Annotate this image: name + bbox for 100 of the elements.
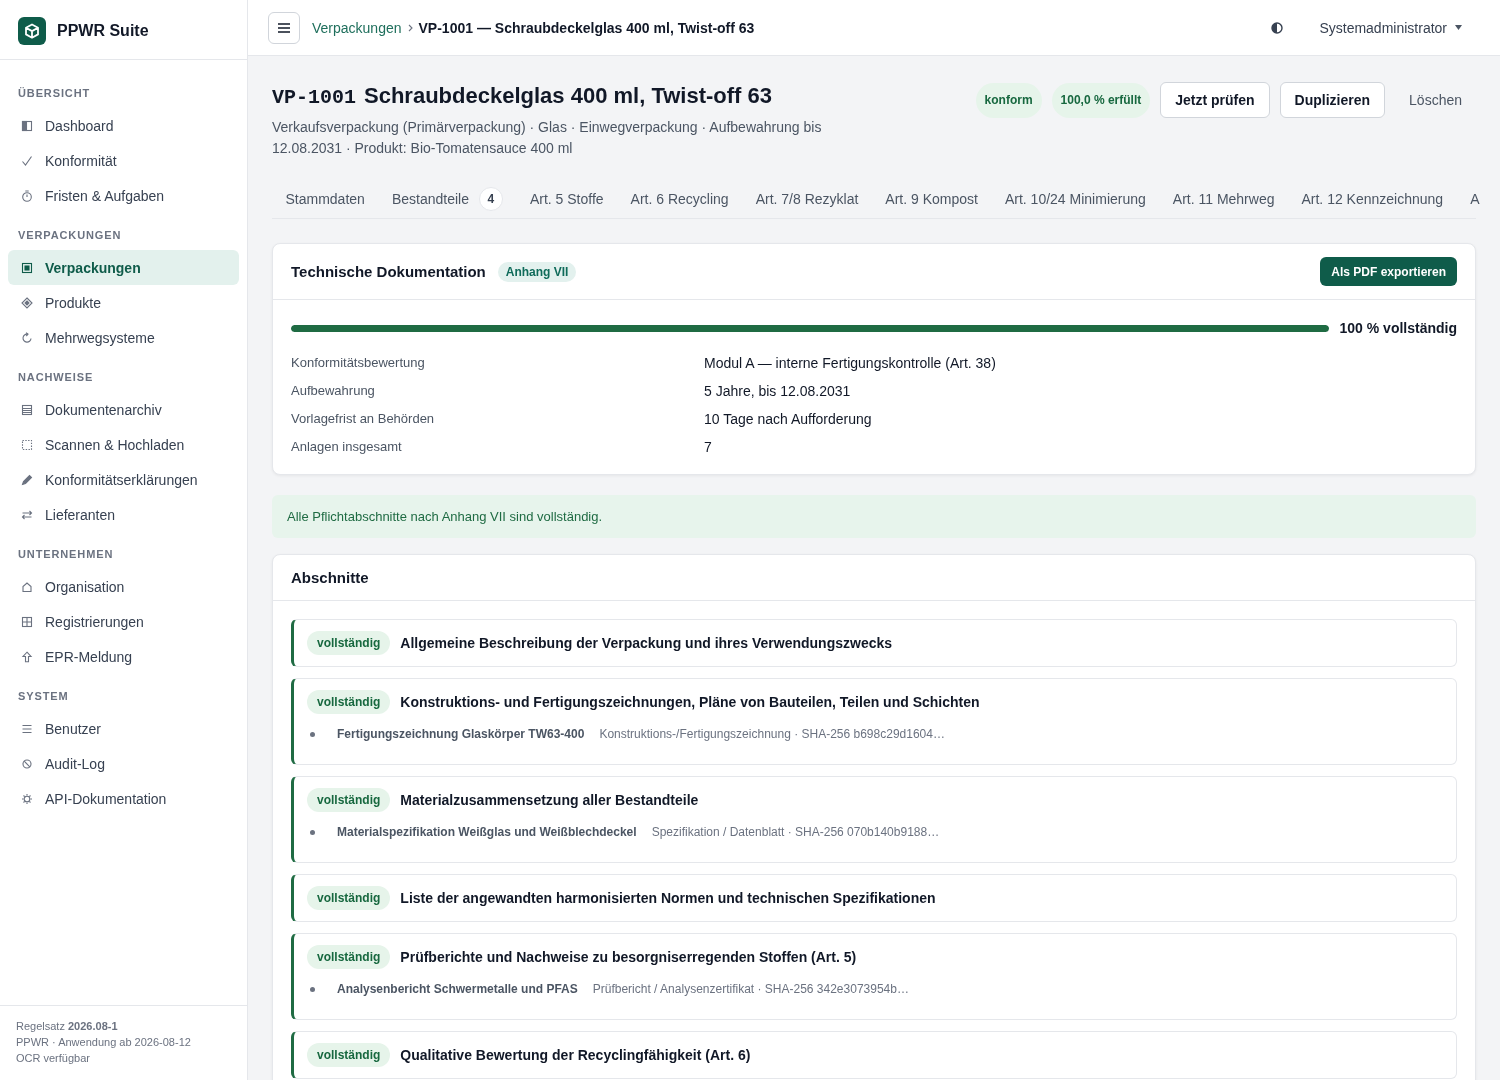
nav-item[interactable]: Registrierungen xyxy=(8,604,239,639)
section-item[interactable]: vollständig Konstruktions- und Fertigungszeichnungen, Pläne von Bauteilen, Teilen und Schichten Fertigungszeichnung Glaskörper TW63-400 Konstruktions-/Fertigungszeichnung · SHA-256 b698c29d1604… xyxy=(291,678,1457,765)
nav-section-label: VERPACKUNGEN xyxy=(17,228,123,243)
tab[interactable]: Art. 5 Stoffe xyxy=(516,182,618,218)
up-arrow-icon xyxy=(21,650,33,663)
house-icon xyxy=(21,580,33,593)
section-title: Liste der angewandten harmonisierten Normen und technischen Spezifikationen xyxy=(400,890,936,906)
export-pdf-button[interactable]: Als PDF exportieren xyxy=(1320,257,1457,286)
section-title: Qualitative Bewertung der Recyclingfähigkeit (Art. 6) xyxy=(400,1047,751,1063)
section-item[interactable]: vollständig Allgemeine Beschreibung der Verpackung und ihres Verwendungszwecks xyxy=(291,619,1457,667)
success-notice: Alle Pflichtabschnitte nach Anhang VII sind vollständig. xyxy=(272,495,1476,538)
bullet-icon xyxy=(310,731,315,737)
fact-label: Anlagen insgesamt xyxy=(291,438,402,456)
stopwatch-icon xyxy=(21,189,33,202)
framed-square-icon xyxy=(21,261,33,274)
fact-label: Vorlagefrist an Behörden xyxy=(291,410,435,428)
fact-value: 7 xyxy=(704,438,712,457)
document-name[interactable]: Fertigungszeichnung Glaskörper TW63-400 xyxy=(337,725,585,743)
pencil-icon xyxy=(21,473,33,486)
section-title: Materialzusammensetzung aller Bestandteile xyxy=(400,792,699,808)
status-badge: vollständig xyxy=(307,690,391,714)
annex-badge: Anhang VII xyxy=(497,261,577,282)
document-name[interactable]: Analysenbericht Schwermetalle und PFAS xyxy=(337,980,578,998)
nav-item[interactable]: Dashboard xyxy=(8,108,239,143)
delete-button[interactable]: Löschen xyxy=(1395,82,1476,118)
nav-section-label: SYSTEM xyxy=(17,689,70,704)
status-badge: vollständig xyxy=(307,886,391,910)
chevron-right-icon xyxy=(407,23,413,32)
caret-icon xyxy=(1455,25,1462,30)
tab[interactable]: Art. 9 Kompost xyxy=(871,182,992,218)
nav-item[interactable]: Benutzer xyxy=(8,711,239,746)
page-subtitle: Verkaufsverpackung (Primärverpackung) · Glas · Einwegverpackung · Aufbewahrung bis 12.08.2031 · Produkt: Bio-Tomatensauce 400 ml xyxy=(272,118,823,158)
nav-item[interactable]: Dokumentenarchiv xyxy=(8,392,239,427)
nav-item[interactable]: Konformität xyxy=(8,143,239,178)
card-title: Technische Dokumentation xyxy=(291,262,486,281)
tab[interactable]: Art. 7/8 Rezyklat xyxy=(742,182,872,218)
nav-section-label: UNTERNEHMEN xyxy=(17,547,115,562)
three-lines-icon xyxy=(21,722,33,735)
page-title: Schraubdeckelglas 400 ml, Twist-off 63 xyxy=(364,82,772,110)
duplicate-button[interactable]: Duplizieren xyxy=(1279,82,1386,118)
user-menu-button[interactable]: Systemadministrator xyxy=(1319,19,1462,36)
status-badge: 100,0 % erfüllt xyxy=(1051,82,1151,118)
check-icon xyxy=(21,154,33,167)
card-title: Abschnitte xyxy=(291,568,369,587)
bullet-icon xyxy=(310,986,315,992)
list-box-icon xyxy=(21,403,33,416)
nav-item[interactable]: Mehrwegsysteme xyxy=(8,320,239,355)
menu-button[interactable] xyxy=(268,11,300,44)
contrast-icon[interactable] xyxy=(1271,21,1284,34)
status-badge: vollständig xyxy=(307,945,391,969)
status-badge: vollständig xyxy=(307,1043,391,1067)
nav-item[interactable]: Organisation xyxy=(8,569,239,604)
footer-text: Regelsatz 2026.08-1 xyxy=(16,1019,118,1034)
document-name[interactable]: Materialspezifikation Weißglas und Weißblechdeckel xyxy=(337,823,637,841)
progress-reading: 100 % vollständig xyxy=(1339,320,1457,336)
fact-value: Modul A — interne Fertigungskontrolle (Art. 38) xyxy=(704,354,996,373)
grid-icon xyxy=(21,615,33,628)
nav-item[interactable]: Verpackungen xyxy=(8,250,239,285)
nav-section-label: NACHWEISE xyxy=(17,370,95,385)
nav-item[interactable]: Fristen & Aufgaben xyxy=(8,178,239,213)
document-meta: Prüfbericht / Analysenzertifikat · SHA-256 342e3073954b… xyxy=(592,981,909,998)
swap-arrows-icon xyxy=(21,508,33,521)
section-item[interactable]: vollständig Qualitative Bewertung der Recyclingfähigkeit (Art. 6) xyxy=(291,1031,1457,1079)
nav-item[interactable]: EPR-Meldung xyxy=(8,639,239,674)
nav-item[interactable]: Konformitätserklärungen xyxy=(8,462,239,497)
tab[interactable]: Art. 6 Recycling xyxy=(617,182,743,218)
tab[interactable]: Art. 11 Mehrweg xyxy=(1159,182,1288,218)
nav-item[interactable]: API-Dokumentation xyxy=(8,781,239,816)
nav-item[interactable]: Scannen & Hochladen xyxy=(8,427,239,462)
tab[interactable]: Bestandteile 4 xyxy=(378,182,517,218)
slashed-circle-icon xyxy=(21,757,33,770)
dashed-square-icon xyxy=(21,438,33,451)
gear-icon xyxy=(21,792,33,805)
tab[interactable]: Art. 12 Kennzeichnung xyxy=(1287,182,1457,218)
tab[interactable]: Art. 10/24 Minimierung xyxy=(991,182,1160,218)
cube-logo-icon xyxy=(18,16,46,45)
fact-value: 5 Jahre, bis 12.08.2031 xyxy=(704,382,851,401)
status-badge: vollständig xyxy=(307,788,391,812)
section-title: Konstruktions- und Fertigungszeichnungen, Pläne von Bauteilen, Teilen und Schichten xyxy=(400,694,980,710)
section-item[interactable]: vollständig Prüfberichte und Nachweise zu besorgniserregenden Stoffen (Art. 5) Analysenbericht Schwermetalle und PFAS Prüfbericht / Analysenzertifikat · SHA-256 342e3073954b… xyxy=(291,933,1457,1020)
half-filled-square-icon xyxy=(21,119,33,132)
nav-item[interactable]: Lieferanten xyxy=(8,497,239,532)
status-badge: konform xyxy=(975,82,1042,118)
footer-text: OCR verfügbar xyxy=(16,1051,90,1066)
circular-arrow-icon xyxy=(21,331,33,344)
section-item[interactable]: vollständig Liste der angewandten harmonisierten Normen und technischen Spezifikationen xyxy=(291,874,1457,922)
section-title: Allgemeine Beschreibung der Verpackung und ihres Verwendungszwecks xyxy=(400,635,893,651)
check-now-button[interactable]: Jetzt prüfen xyxy=(1160,82,1270,118)
nav-item[interactable]: Produkte xyxy=(8,285,239,320)
menu-icon xyxy=(278,22,290,33)
section-item[interactable]: vollständig Materialzusammensetzung aller Bestandteile Materialspezifikation Weißglas und Weißblechdeckel Spezifikation / Datenblatt · SHA-256 070b140b9188… xyxy=(291,776,1457,863)
tab[interactable]: A xyxy=(1456,182,1493,218)
document-meta: Konstruktions-/Fertigungszeichnung · SHA-256 b698c29d1604… xyxy=(599,726,945,743)
status-badge: vollständig xyxy=(307,631,391,655)
nav-item[interactable]: Audit-Log xyxy=(8,746,239,781)
breadcrumb-link[interactable]: Verpackungen xyxy=(312,19,402,36)
footer-text: PPWR · Anwendung ab 2026-08-12 xyxy=(16,1035,191,1050)
brand-name: PPWR Suite xyxy=(57,21,149,40)
fact-value: 10 Tage nach Aufforderung xyxy=(704,410,872,429)
tab[interactable]: Stammdaten xyxy=(272,182,379,218)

> _STATED GOAL_: Lay out everything from the line that contains "nav-item[interactable]: Registrierungen xyxy=(8,604,239,639)" down to the line that contains "up-arrow-icon xyxy=(21,650,33,663)" as a numbered list, leaving out any blank lines.

> _FINISHED EXERCISE_:
1. nav-item[interactable]: Registrierungen xyxy=(8,604,239,639)
2. section-item[interactable]: vollständig Konstruktions- und Fertigungszeichnungen, Pläne von Bauteilen, Teilen und Schichten Fertigungszeichnung Glaskörper TW63-400 Konstruktions-/Fertigungszeichnung · SHA-256 b698c29d1604… xyxy=(291,678,1457,765)
3. nav-section-label: VERPACKUNGEN xyxy=(17,228,123,243)
4. tab[interactable]: Art. 5 Stoffe xyxy=(516,182,618,218)
5. up-arrow-icon xyxy=(21,650,33,663)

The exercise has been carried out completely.